_What you should do_
Rewrite the items from the first line through the line containing "value-cell: 19 — [585, 504, 682, 524]", inclusive, replacing "region-label" with "row-label" and leaving everything else unchanged.

_Exercise materials_

BEGIN

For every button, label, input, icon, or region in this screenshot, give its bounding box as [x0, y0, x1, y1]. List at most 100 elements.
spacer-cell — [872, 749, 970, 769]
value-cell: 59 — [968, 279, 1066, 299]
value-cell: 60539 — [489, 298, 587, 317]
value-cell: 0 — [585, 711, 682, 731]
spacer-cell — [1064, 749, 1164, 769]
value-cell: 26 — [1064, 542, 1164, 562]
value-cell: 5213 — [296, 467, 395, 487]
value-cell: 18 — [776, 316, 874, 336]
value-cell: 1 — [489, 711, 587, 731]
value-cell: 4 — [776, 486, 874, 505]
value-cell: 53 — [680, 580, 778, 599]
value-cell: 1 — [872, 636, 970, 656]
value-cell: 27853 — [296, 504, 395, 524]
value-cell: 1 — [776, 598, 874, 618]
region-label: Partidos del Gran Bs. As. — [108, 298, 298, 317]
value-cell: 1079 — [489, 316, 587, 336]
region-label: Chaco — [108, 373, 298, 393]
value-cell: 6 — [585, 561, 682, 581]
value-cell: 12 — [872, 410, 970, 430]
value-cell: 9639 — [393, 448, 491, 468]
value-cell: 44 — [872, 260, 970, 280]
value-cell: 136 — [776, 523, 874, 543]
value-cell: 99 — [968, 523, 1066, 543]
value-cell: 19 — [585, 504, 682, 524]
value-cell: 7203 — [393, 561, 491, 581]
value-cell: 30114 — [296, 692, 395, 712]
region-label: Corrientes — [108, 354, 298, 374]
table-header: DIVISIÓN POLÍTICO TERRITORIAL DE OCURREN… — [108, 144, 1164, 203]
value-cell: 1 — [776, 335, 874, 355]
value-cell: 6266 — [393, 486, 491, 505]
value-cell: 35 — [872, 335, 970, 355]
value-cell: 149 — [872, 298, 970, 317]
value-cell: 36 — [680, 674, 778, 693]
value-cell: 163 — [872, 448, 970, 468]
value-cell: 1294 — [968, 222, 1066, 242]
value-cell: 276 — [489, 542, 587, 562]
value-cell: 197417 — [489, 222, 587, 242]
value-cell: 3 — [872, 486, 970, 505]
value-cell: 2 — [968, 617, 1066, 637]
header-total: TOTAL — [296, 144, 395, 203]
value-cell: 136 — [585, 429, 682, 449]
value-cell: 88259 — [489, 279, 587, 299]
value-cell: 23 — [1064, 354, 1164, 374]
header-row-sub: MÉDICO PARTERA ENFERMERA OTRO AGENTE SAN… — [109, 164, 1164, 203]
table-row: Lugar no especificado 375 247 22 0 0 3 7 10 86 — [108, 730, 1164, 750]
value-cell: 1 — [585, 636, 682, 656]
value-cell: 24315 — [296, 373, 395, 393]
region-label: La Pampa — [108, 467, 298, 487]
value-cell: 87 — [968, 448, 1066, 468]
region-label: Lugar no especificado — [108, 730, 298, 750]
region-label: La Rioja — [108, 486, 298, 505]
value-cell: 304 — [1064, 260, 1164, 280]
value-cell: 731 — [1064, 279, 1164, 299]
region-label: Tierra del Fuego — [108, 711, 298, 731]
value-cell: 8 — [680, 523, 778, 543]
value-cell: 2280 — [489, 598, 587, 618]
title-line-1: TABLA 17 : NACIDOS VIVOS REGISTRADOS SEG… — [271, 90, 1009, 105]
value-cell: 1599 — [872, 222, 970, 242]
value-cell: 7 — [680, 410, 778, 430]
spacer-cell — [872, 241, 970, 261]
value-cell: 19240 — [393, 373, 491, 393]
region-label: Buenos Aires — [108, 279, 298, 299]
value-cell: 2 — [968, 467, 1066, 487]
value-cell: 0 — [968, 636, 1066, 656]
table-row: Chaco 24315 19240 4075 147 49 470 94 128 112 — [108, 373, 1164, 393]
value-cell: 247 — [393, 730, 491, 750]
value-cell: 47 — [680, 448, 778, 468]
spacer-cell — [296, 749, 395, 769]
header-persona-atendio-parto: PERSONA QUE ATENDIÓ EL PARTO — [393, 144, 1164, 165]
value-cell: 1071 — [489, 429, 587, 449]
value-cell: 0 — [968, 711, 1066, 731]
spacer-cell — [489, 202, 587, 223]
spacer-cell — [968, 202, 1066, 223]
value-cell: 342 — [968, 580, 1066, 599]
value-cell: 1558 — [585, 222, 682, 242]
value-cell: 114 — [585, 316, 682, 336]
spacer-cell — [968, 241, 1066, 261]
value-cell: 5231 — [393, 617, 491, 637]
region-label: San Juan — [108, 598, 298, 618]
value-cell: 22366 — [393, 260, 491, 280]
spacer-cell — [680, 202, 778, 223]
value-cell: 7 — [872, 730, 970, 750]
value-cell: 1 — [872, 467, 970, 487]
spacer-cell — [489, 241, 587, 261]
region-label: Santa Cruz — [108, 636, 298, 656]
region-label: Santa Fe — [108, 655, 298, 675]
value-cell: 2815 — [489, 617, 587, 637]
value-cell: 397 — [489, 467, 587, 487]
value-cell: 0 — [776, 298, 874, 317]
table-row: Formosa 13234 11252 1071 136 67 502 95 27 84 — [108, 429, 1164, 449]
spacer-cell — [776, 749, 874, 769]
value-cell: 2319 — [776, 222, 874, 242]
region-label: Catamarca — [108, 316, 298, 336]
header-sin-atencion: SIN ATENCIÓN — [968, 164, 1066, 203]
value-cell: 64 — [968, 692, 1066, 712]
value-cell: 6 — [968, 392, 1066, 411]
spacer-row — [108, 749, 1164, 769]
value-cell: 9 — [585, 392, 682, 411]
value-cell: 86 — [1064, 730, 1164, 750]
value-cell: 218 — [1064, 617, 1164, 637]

END

_Exercise solution_
For every button, label, input, icon, or region in this screenshot, give its bounding box as [x0, y0, x1, y1]. List at most 100 elements.
spacer-cell — [872, 749, 970, 769]
value-cell: 59 — [968, 279, 1066, 299]
value-cell: 60539 — [489, 298, 587, 317]
value-cell: 0 — [585, 711, 682, 731]
spacer-cell — [1064, 749, 1164, 769]
value-cell: 26 — [1064, 542, 1164, 562]
value-cell: 5213 — [296, 467, 395, 487]
value-cell: 18 — [776, 316, 874, 336]
value-cell: 1 — [489, 711, 587, 731]
value-cell: 4 — [776, 486, 874, 505]
value-cell: 53 — [680, 580, 778, 599]
value-cell: 1 — [872, 636, 970, 656]
value-cell: 27853 — [296, 504, 395, 524]
value-cell: 1 — [776, 598, 874, 618]
row-label: Partidos del Gran Bs. As. — [108, 298, 298, 317]
value-cell: 1079 — [489, 316, 587, 336]
row-label: Chaco — [108, 373, 298, 393]
value-cell: 6 — [585, 561, 682, 581]
value-cell: 12 — [872, 410, 970, 430]
value-cell: 9639 — [393, 448, 491, 468]
value-cell: 44 — [872, 260, 970, 280]
value-cell: 136 — [776, 523, 874, 543]
value-cell: 99 — [968, 523, 1066, 543]
value-cell: 19 — [585, 504, 682, 524]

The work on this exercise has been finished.